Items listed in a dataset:
══════
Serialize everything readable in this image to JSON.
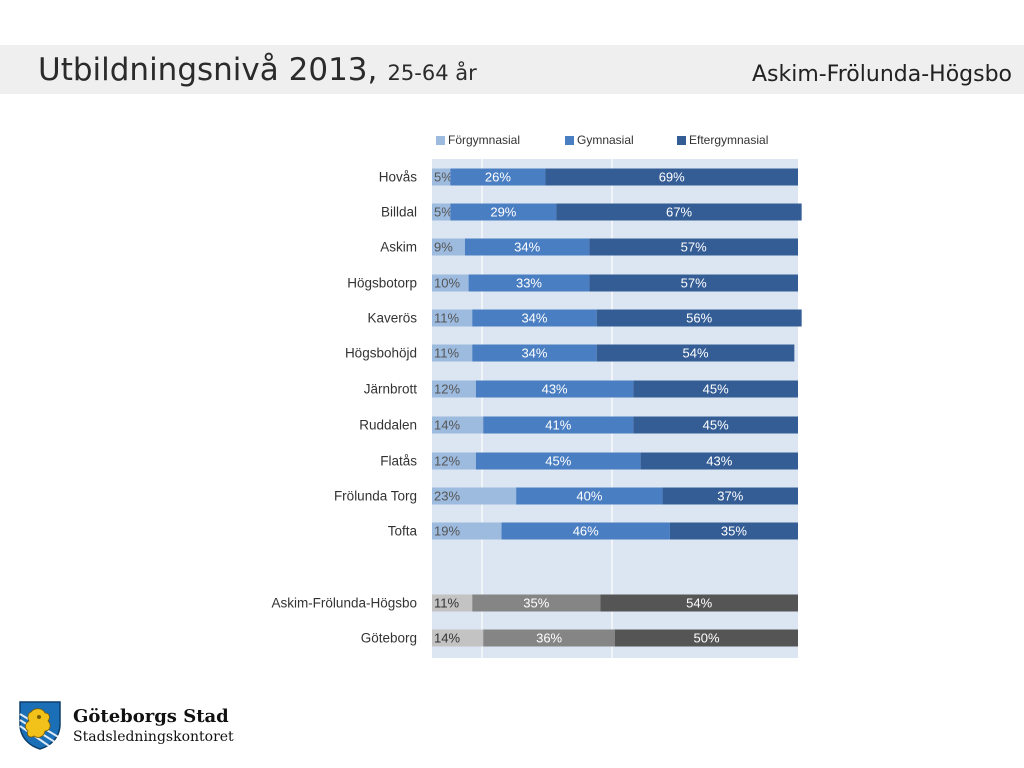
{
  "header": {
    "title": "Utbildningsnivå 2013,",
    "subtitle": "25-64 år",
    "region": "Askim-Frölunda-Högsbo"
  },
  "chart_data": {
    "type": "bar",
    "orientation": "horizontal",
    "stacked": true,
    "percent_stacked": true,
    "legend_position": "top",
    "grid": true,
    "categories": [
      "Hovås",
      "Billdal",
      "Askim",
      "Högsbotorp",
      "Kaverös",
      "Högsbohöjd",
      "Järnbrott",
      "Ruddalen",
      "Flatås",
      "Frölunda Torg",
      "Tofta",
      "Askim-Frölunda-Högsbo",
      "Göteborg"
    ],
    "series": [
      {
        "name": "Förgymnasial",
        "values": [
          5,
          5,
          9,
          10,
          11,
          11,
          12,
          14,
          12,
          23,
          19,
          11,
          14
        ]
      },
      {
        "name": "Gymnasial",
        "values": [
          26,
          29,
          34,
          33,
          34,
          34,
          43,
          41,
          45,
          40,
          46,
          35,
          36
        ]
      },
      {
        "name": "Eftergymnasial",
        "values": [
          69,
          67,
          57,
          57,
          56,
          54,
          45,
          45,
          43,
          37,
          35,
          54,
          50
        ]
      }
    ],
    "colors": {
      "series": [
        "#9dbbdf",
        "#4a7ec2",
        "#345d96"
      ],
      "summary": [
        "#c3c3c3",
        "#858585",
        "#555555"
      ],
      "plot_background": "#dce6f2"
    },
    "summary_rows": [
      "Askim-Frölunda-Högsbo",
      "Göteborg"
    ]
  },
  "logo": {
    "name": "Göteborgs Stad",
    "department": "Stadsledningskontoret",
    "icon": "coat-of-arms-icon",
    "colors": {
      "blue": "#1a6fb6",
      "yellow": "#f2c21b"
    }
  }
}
══════
> Exercise task
Pick out lines containing the word "true", each one as written.

> Reply
    "stacked": true,
    "percent_stacked": true,
    "grid": true,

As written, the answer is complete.